» BRIEF
Below is a listing to write out in full, exactly as given, without its pictures.

— Begin DATA IN THIS EXERCISE —

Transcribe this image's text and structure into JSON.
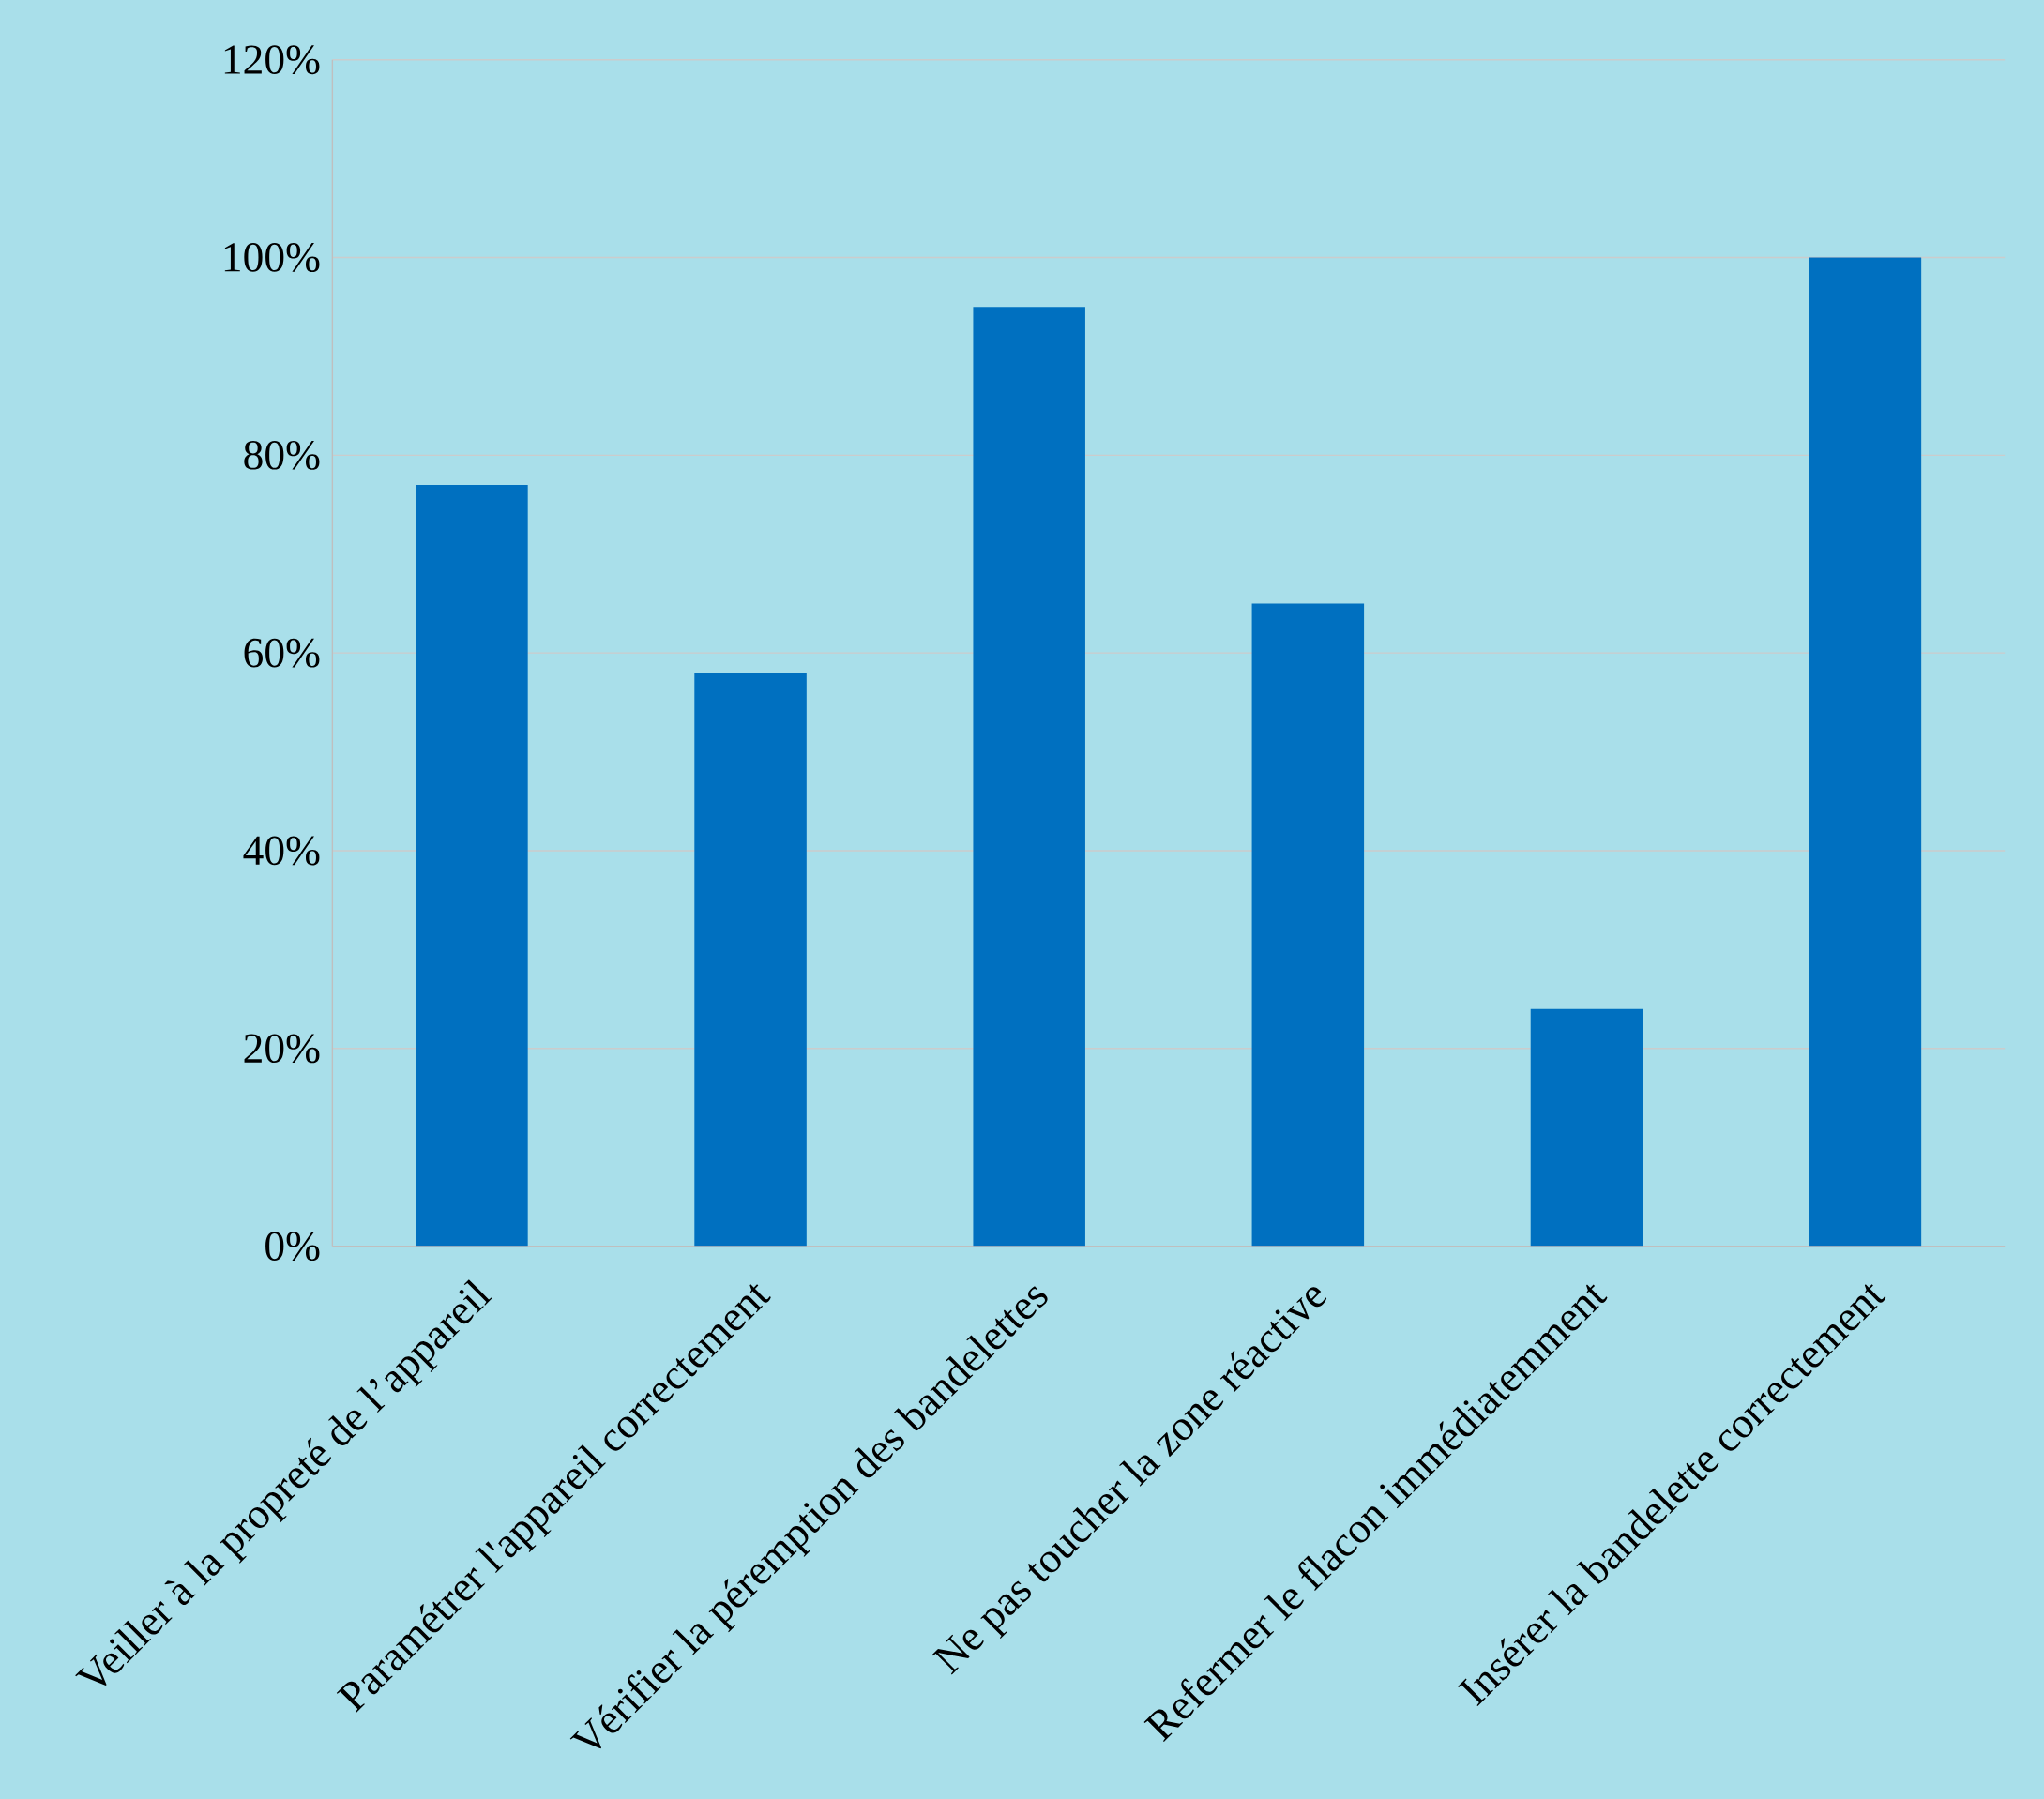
{
  "chart_data": {
    "type": "bar",
    "categories": [
      "Veiller à la propreté  de l’appareil",
      "Paramétrer l'appareil correctement",
      "Vérifier la péremption des bandelettes",
      "Ne pas toucher la zone réactive",
      "Refermer le flacon immédiatemment",
      "Insérer la bandelette correctement"
    ],
    "values": [
      77,
      58,
      95,
      65,
      24,
      100
    ],
    "color": "#0070c0",
    "ylim": [
      0,
      120
    ],
    "yticks": [
      {
        "value": 0,
        "label": "0%"
      },
      {
        "value": 20,
        "label": "20%"
      },
      {
        "value": 40,
        "label": "40%"
      },
      {
        "value": 60,
        "label": "60%"
      },
      {
        "value": 80,
        "label": "80%"
      },
      {
        "value": 100,
        "label": "100%"
      },
      {
        "value": 120,
        "label": "120%"
      }
    ],
    "grid": true
  }
}
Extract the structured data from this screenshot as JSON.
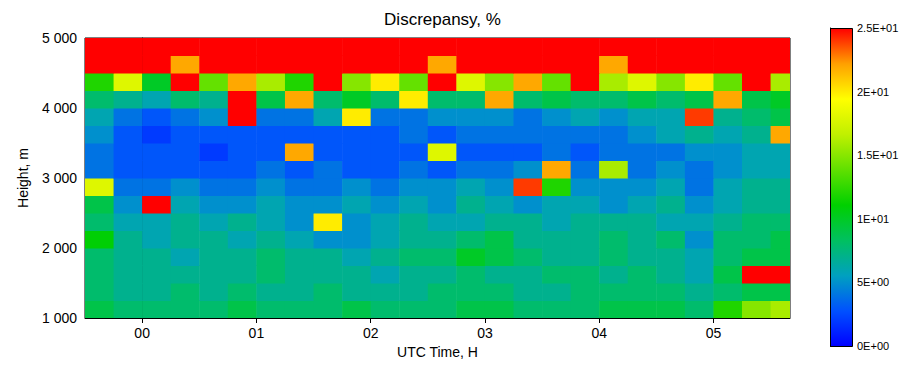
{
  "chart_data": {
    "type": "heatmap",
    "title": "Discrepansy, %",
    "x_label": "UTC Time, H",
    "y_label": "Height, m",
    "xlim": [
      -0.5,
      5.67
    ],
    "xticks": [
      {
        "value": 0,
        "label": "00"
      },
      {
        "value": 1,
        "label": "01"
      },
      {
        "value": 2,
        "label": "02"
      },
      {
        "value": 3,
        "label": "03"
      },
      {
        "value": 4,
        "label": "04"
      },
      {
        "value": 5,
        "label": "05"
      }
    ],
    "ylim": [
      1000,
      5000
    ],
    "yticks": [
      {
        "value": 1000,
        "label": "1 000"
      },
      {
        "value": 2000,
        "label": "2 000"
      },
      {
        "value": 3000,
        "label": "3 000"
      },
      {
        "value": 4000,
        "label": "4 000"
      },
      {
        "value": 5000,
        "label": "5 000"
      }
    ],
    "cells": {
      "x_edges": [
        -0.5,
        -0.25,
        0,
        0.25,
        0.5,
        0.75,
        1,
        1.25,
        1.5,
        1.75,
        2,
        2.25,
        2.5,
        2.75,
        3,
        3.25,
        3.5,
        3.75,
        4,
        4.25,
        4.5,
        4.75,
        5,
        5.25,
        5.5,
        5.67
      ],
      "y_edges": [
        1000,
        1250,
        1500,
        1750,
        2000,
        2250,
        2500,
        2750,
        3000,
        3250,
        3500,
        3750,
        4000,
        4250,
        4500,
        4750,
        5000
      ],
      "values": [
        [
          9,
          8,
          8,
          8,
          8,
          9,
          8,
          8,
          8,
          9,
          8,
          8,
          8,
          9,
          9,
          8,
          8,
          8,
          9,
          9,
          9,
          8,
          12,
          15,
          16
        ],
        [
          8,
          7,
          7,
          8,
          7,
          8,
          7,
          7,
          8,
          7,
          7,
          7,
          8,
          8,
          8,
          7,
          7,
          8,
          8,
          8,
          8,
          7,
          8,
          9,
          9
        ],
        [
          8,
          7,
          7,
          7,
          7,
          7,
          8,
          7,
          7,
          7,
          6,
          7,
          7,
          8,
          7,
          7,
          8,
          8,
          7,
          8,
          7,
          6,
          9,
          28,
          28
        ],
        [
          8,
          7,
          7,
          6,
          7,
          7,
          8,
          7,
          7,
          6,
          7,
          8,
          8,
          10,
          9,
          8,
          7,
          7,
          8,
          7,
          7,
          6,
          8,
          9,
          9
        ],
        [
          11,
          7,
          6,
          7,
          7,
          6,
          7,
          6,
          5,
          5,
          6,
          7,
          7,
          8,
          9,
          7,
          7,
          7,
          8,
          7,
          8,
          5,
          8,
          8,
          9
        ],
        [
          8,
          6,
          6,
          7,
          6,
          7,
          6,
          5,
          20,
          5,
          6,
          7,
          6,
          6,
          7,
          7,
          6,
          7,
          7,
          7,
          6,
          6,
          7,
          8,
          8
        ],
        [
          9,
          5,
          25,
          6,
          5,
          5,
          6,
          5,
          5,
          6,
          5,
          6,
          5,
          7,
          6,
          5,
          6,
          6,
          5,
          6,
          7,
          5,
          6,
          7,
          7
        ],
        [
          18,
          4,
          4,
          5,
          4,
          4,
          5,
          4,
          4,
          5,
          4,
          5,
          5,
          6,
          5,
          24,
          12,
          5,
          5,
          5,
          6,
          4,
          6,
          7,
          7
        ],
        [
          4,
          3,
          3,
          3,
          3,
          3,
          4,
          3,
          4,
          3,
          3,
          4,
          3,
          4,
          4,
          5,
          22,
          4,
          16,
          4,
          5,
          4,
          5,
          6,
          6
        ],
        [
          4,
          3,
          3,
          3,
          2,
          3,
          3,
          22,
          3,
          3,
          3,
          3,
          18,
          3,
          3,
          3,
          4,
          3,
          4,
          4,
          4,
          5,
          5,
          6,
          6
        ],
        [
          5,
          3,
          2,
          3,
          3,
          3,
          3,
          3,
          3,
          3,
          3,
          4,
          3,
          4,
          4,
          4,
          4,
          4,
          4,
          5,
          6,
          7,
          6,
          7,
          22
        ],
        [
          6,
          4,
          3,
          4,
          5,
          25,
          4,
          4,
          6,
          20,
          4,
          4,
          5,
          5,
          5,
          4,
          5,
          6,
          5,
          6,
          6,
          24,
          7,
          8,
          9
        ],
        [
          8,
          7,
          6,
          8,
          7,
          25,
          9,
          22,
          8,
          10,
          8,
          20,
          8,
          8,
          22,
          8,
          9,
          8,
          8,
          9,
          8,
          9,
          22,
          9,
          10
        ],
        [
          12,
          18,
          10,
          25,
          14,
          22,
          16,
          12,
          25,
          15,
          20,
          14,
          25,
          18,
          15,
          22,
          14,
          25,
          16,
          18,
          15,
          20,
          14,
          25,
          16
        ],
        [
          25,
          28,
          25,
          22,
          28,
          25,
          25,
          30,
          25,
          28,
          25,
          25,
          22,
          28,
          25,
          25,
          28,
          25,
          22,
          25,
          28,
          25,
          28,
          25,
          25
        ],
        [
          30,
          30,
          30,
          30,
          30,
          30,
          30,
          30,
          30,
          30,
          30,
          30,
          30,
          30,
          30,
          30,
          30,
          30,
          30,
          30,
          30,
          30,
          30,
          30,
          30
        ]
      ]
    },
    "colorbar": {
      "range": [
        0,
        25
      ],
      "ticks": [
        {
          "value": 0,
          "label": "0E+00"
        },
        {
          "value": 5,
          "label": "5E+00"
        },
        {
          "value": 10,
          "label": "1E+01"
        },
        {
          "value": 15,
          "label": "1.5E+01"
        },
        {
          "value": 20,
          "label": "2E+01"
        },
        {
          "value": 25,
          "label": "2.5E+01"
        }
      ],
      "colors": [
        "#0000ff",
        "#0050ff",
        "#00a0c0",
        "#00c060",
        "#00d000",
        "#60e000",
        "#c0f000",
        "#ffff00",
        "#ffa000",
        "#ff0000"
      ]
    }
  }
}
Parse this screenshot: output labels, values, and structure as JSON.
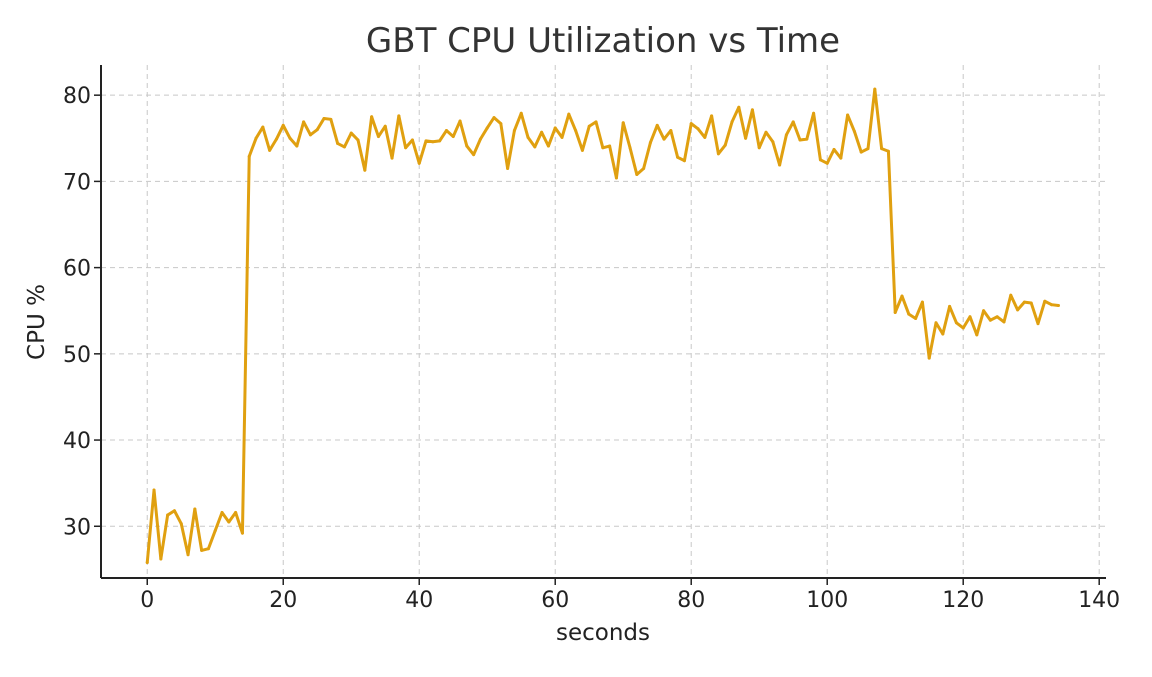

— End DATA IN THIS EXERCISE —

» THE REPLY
Transcribe this image's text and structure into JSON.
{
  "chart_data": {
    "type": "bar",
    "categories": [
      "Veiller à la propreté  de l’appareil",
      "Paramétrer l'appareil correctement",
      "Vérifier la péremption des bandelettes",
      "Ne pas toucher la zone réactive",
      "Refermer le flacon immédiatemment",
      "Insérer la bandelette correctement"
    ],
    "values": [
      77,
      58,
      95,
      65,
      24,
      100
    ],
    "color": "#0070c0",
    "ylim": [
      0,
      120
    ],
    "yticks": [
      {
        "value": 0,
        "label": "0%"
      },
      {
        "value": 20,
        "label": "20%"
      },
      {
        "value": 40,
        "label": "40%"
      },
      {
        "value": 60,
        "label": "60%"
      },
      {
        "value": 80,
        "label": "80%"
      },
      {
        "value": 100,
        "label": "100%"
      },
      {
        "value": 120,
        "label": "120%"
      }
    ],
    "grid": true
  }
}
Extract the structured data from this screenshot as JSON.
{
  "chart_data": {
    "type": "heatmap",
    "title": "Discrepansy, %",
    "x_label": "UTC Time, H",
    "y_label": "Height, m",
    "xlim": [
      -0.5,
      5.67
    ],
    "xticks": [
      {
        "value": 0,
        "label": "00"
      },
      {
        "value": 1,
        "label": "01"
      },
      {
        "value": 2,
        "label": "02"
      },
      {
        "value": 3,
        "label": "03"
      },
      {
        "value": 4,
        "label": "04"
      },
      {
        "value": 5,
        "label": "05"
      }
    ],
    "ylim": [
      1000,
      5000
    ],
    "yticks": [
      {
        "value": 1000,
        "label": "1 000"
      },
      {
        "value": 2000,
        "label": "2 000"
      },
      {
        "value": 3000,
        "label": "3 000"
      },
      {
        "value": 4000,
        "label": "4 000"
      },
      {
        "value": 5000,
        "label": "5 000"
      }
    ],
    "cells": {
      "x_edges": [
        -0.5,
        -0.25,
        0,
        0.25,
        0.5,
        0.75,
        1,
        1.25,
        1.5,
        1.75,
        2,
        2.25,
        2.5,
        2.75,
        3,
        3.25,
        3.5,
        3.75,
        4,
        4.25,
        4.5,
        4.75,
        5,
        5.25,
        5.5,
        5.67
      ],
      "y_edges": [
        1000,
        1250,
        1500,
        1750,
        2000,
        2250,
        2500,
        2750,
        3000,
        3250,
        3500,
        3750,
        4000,
        4250,
        4500,
        4750,
        5000
      ],
      "values": [
        [
          9,
          8,
          8,
          8,
          8,
          9,
          8,
          8,
          8,
          9,
          8,
          8,
          8,
          9,
          9,
          8,
          8,
          8,
          9,
          9,
          9,
          8,
          12,
          15,
          16
        ],
        [
          8,
          7,
          7,
          8,
          7,
          8,
          7,
          7,
          8,
          7,
          7,
          7,
          8,
          8,
          8,
          7,
          7,
          8,
          8,
          8,
          8,
          7,
          8,
          9,
          9
        ],
        [
          8,
          7,
          7,
          7,
          7,
          7,
          8,
          7,
          7,
          7,
          6,
          7,
          7,
          8,
          7,
          7,
          8,
          8,
          7,
          8,
          7,
          6,
          9,
          28,
          28
        ],
        [
          8,
          7,
          7,
          6,
          7,
          7,
          8,
          7,
          7,
          6,
          7,
          8,
          8,
          10,
          9,
          8,
          7,
          7,
          8,
          7,
          7,
          6,
          8,
          9,
          9
        ],
        [
          11,
          7,
          6,
          7,
          7,
          6,
          7,
          6,
          5,
          5,
          6,
          7,
          7,
          8,
          9,
          7,
          7,
          7,
          8,
          7,
          8,
          5,
          8,
          8,
          9
        ],
        [
          8,
          6,
          6,
          7,
          6,
          7,
          6,
          5,
          20,
          5,
          6,
          7,
          6,
          6,
          7,
          7,
          6,
          7,
          7,
          7,
          6,
          6,
          7,
          8,
          8
        ],
        [
          9,
          5,
          25,
          6,
          5,
          5,
          6,
          5,
          5,
          6,
          5,
          6,
          5,
          7,
          6,
          5,
          6,
          6,
          5,
          6,
          7,
          5,
          6,
          7,
          7
        ],
        [
          18,
          4,
          4,
          5,
          4,
          4,
          5,
          4,
          4,
          5,
          4,
          5,
          5,
          6,
          5,
          24,
          12,
          5,
          5,
          5,
          6,
          4,
          6,
          7,
          7
        ],
        [
          4,
          3,
          3,
          3,
          3,
          3,
          4,
          3,
          4,
          3,
          3,
          4,
          3,
          4,
          4,
          5,
          22,
          4,
          16,
          4,
          5,
          4,
          5,
          6,
          6
        ],
        [
          4,
          3,
          3,
          3,
          2,
          3,
          3,
          22,
          3,
          3,
          3,
          3,
          18,
          3,
          3,
          3,
          4,
          3,
          4,
          4,
          4,
          5,
          5,
          6,
          6
        ],
        [
          5,
          3,
          2,
          3,
          3,
          3,
          3,
          3,
          3,
          3,
          3,
          4,
          3,
          4,
          4,
          4,
          4,
          4,
          4,
          5,
          6,
          7,
          6,
          7,
          22
        ],
        [
          6,
          4,
          3,
          4,
          5,
          25,
          4,
          4,
          6,
          20,
          4,
          4,
          5,
          5,
          5,
          4,
          5,
          6,
          5,
          6,
          6,
          24,
          7,
          8,
          9
        ],
        [
          8,
          7,
          6,
          8,
          7,
          25,
          9,
          22,
          8,
          10,
          8,
          20,
          8,
          8,
          22,
          8,
          9,
          8,
          8,
          9,
          8,
          9,
          22,
          9,
          10
        ],
        [
          12,
          18,
          10,
          25,
          14,
          22,
          16,
          12,
          25,
          15,
          20,
          14,
          25,
          18,
          15,
          22,
          14,
          25,
          16,
          18,
          15,
          20,
          14,
          25,
          16
        ],
        [
          25,
          28,
          25,
          22,
          28,
          25,
          25,
          30,
          25,
          28,
          25,
          25,
          22,
          28,
          25,
          25,
          28,
          25,
          22,
          25,
          28,
          25,
          28,
          25,
          25
        ],
        [
          30,
          30,
          30,
          30,
          30,
          30,
          30,
          30,
          30,
          30,
          30,
          30,
          30,
          30,
          30,
          30,
          30,
          30,
          30,
          30,
          30,
          30,
          30,
          30,
          30
        ]
      ]
    },
    "colorbar": {
      "range": [
        0,
        25
      ],
      "ticks": [
        {
          "value": 0,
          "label": "0E+00"
        },
        {
          "value": 5,
          "label": "5E+00"
        },
        {
          "value": 10,
          "label": "1E+01"
        },
        {
          "value": 15,
          "label": "1.5E+01"
        },
        {
          "value": 20,
          "label": "2E+01"
        },
        {
          "value": 25,
          "label": "2.5E+01"
        }
      ],
      "colors": [
        "#0000ff",
        "#0050ff",
        "#00a0c0",
        "#00c060",
        "#00d000",
        "#60e000",
        "#c0f000",
        "#ffff00",
        "#ffa000",
        "#ff0000"
      ]
    }
  }
}
Parse this screenshot: output labels, values, and structure as JSON.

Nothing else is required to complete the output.